Copy out each line that has "screenshot" in it.

----------------------------------------

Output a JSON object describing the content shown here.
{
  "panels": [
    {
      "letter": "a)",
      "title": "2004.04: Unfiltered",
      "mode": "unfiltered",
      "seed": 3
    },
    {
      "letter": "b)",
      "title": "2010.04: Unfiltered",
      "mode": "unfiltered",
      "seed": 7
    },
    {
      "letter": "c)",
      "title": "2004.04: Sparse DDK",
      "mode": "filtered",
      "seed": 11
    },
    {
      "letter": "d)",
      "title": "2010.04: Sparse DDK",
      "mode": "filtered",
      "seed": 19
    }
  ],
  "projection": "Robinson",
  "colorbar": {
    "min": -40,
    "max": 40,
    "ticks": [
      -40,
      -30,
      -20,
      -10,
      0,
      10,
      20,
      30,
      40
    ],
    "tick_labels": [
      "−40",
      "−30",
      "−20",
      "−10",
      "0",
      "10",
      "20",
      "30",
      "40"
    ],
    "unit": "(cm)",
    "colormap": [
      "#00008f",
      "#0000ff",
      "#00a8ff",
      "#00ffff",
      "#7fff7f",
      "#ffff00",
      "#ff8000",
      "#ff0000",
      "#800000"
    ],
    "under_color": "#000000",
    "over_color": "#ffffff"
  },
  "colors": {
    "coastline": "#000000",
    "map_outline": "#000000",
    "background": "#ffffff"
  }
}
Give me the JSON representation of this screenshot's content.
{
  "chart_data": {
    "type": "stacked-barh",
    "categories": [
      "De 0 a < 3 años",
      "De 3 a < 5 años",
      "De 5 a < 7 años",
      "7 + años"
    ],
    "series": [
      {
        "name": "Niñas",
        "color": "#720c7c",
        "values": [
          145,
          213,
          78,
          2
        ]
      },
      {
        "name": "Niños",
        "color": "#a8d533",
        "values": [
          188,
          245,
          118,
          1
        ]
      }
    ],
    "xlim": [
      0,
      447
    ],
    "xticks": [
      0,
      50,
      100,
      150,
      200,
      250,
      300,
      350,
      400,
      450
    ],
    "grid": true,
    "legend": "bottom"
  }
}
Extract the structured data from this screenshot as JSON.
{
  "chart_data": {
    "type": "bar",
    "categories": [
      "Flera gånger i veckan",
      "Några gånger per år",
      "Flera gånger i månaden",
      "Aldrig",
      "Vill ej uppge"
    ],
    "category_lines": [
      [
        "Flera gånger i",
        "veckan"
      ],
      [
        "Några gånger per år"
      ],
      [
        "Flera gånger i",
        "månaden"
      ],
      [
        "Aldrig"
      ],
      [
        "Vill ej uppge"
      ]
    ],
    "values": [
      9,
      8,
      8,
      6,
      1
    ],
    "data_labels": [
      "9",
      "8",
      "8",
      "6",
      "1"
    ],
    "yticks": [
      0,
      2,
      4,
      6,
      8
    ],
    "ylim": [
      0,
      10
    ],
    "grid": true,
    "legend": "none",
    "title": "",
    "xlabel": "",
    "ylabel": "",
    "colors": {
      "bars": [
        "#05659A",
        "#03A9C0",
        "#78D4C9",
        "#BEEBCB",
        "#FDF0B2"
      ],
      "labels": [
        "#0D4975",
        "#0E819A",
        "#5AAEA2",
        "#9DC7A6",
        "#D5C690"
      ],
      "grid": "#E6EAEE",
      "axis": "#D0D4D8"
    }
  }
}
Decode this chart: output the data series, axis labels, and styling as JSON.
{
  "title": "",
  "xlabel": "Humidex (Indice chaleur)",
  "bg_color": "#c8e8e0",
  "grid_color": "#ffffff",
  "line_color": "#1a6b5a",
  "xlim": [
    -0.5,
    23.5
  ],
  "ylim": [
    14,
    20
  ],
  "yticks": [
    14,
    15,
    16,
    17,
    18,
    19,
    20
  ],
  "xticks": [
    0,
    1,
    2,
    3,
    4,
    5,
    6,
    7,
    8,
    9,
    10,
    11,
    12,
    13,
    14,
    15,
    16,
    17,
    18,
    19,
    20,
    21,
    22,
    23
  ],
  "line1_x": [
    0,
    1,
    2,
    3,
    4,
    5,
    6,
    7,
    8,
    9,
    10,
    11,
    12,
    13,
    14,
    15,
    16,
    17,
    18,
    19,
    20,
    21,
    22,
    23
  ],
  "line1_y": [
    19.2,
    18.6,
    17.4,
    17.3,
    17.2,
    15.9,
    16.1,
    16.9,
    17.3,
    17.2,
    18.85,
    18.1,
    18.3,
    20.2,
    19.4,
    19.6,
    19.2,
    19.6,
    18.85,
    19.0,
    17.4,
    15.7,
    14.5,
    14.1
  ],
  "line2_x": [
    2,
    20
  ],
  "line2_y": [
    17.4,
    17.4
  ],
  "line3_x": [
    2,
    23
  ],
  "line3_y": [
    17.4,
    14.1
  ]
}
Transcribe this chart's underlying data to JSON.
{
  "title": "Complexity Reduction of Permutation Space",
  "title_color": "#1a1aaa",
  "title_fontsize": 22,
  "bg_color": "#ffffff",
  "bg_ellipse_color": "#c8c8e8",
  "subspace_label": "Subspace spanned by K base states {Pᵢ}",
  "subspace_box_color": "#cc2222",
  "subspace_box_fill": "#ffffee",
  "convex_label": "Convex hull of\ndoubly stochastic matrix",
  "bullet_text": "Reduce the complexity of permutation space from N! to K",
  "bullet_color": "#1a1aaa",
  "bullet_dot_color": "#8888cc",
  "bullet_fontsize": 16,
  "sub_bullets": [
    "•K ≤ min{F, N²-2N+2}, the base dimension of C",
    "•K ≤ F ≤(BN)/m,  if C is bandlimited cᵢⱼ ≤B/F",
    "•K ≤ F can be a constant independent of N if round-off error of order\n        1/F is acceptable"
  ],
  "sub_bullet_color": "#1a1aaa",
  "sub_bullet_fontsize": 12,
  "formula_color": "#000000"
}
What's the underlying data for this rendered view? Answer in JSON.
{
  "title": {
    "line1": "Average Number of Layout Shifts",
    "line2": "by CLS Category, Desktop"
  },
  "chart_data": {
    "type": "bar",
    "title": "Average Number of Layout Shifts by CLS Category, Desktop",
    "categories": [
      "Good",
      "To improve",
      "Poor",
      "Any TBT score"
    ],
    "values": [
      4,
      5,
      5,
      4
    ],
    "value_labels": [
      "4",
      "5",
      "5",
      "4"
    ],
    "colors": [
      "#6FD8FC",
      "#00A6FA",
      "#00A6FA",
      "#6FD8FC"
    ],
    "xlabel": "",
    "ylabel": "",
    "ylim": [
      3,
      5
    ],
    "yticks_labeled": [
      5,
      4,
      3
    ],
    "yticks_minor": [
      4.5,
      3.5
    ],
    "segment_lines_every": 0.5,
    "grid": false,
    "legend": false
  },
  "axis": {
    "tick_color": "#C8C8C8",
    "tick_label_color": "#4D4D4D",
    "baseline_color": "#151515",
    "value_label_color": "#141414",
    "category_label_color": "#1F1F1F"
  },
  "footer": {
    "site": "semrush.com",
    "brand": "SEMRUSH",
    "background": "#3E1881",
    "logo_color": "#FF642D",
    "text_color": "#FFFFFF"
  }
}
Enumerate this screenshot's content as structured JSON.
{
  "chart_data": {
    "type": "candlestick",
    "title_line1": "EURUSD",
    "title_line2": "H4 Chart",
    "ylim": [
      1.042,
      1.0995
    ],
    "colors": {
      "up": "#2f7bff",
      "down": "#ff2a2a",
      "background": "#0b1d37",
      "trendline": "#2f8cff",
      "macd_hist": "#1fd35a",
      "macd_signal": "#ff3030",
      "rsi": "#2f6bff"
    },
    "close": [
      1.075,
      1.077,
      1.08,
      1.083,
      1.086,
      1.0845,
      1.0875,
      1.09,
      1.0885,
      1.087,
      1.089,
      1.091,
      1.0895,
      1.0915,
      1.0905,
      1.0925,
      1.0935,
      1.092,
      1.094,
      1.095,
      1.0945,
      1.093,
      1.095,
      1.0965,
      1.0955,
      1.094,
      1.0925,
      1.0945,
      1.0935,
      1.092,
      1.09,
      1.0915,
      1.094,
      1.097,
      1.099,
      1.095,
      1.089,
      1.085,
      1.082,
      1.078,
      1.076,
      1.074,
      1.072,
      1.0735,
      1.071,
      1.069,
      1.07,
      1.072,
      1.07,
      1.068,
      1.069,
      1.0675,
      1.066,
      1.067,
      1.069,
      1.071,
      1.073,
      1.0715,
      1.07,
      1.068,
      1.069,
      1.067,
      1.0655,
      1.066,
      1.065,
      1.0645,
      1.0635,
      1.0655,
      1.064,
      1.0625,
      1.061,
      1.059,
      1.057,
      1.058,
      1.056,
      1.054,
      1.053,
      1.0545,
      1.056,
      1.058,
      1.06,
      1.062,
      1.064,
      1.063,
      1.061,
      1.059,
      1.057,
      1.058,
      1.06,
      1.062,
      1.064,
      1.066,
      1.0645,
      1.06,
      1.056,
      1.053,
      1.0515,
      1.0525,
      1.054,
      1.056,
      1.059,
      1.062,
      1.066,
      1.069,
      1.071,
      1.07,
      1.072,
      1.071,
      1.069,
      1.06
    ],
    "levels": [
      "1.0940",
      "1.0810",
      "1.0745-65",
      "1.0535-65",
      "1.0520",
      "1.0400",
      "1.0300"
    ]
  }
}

----------------------------------------

## Reply
Give me the JSON representation of this screenshot's content.
Extract the structured data from this screenshot as JSON.
Enumerate this screenshot's content as structured JSON.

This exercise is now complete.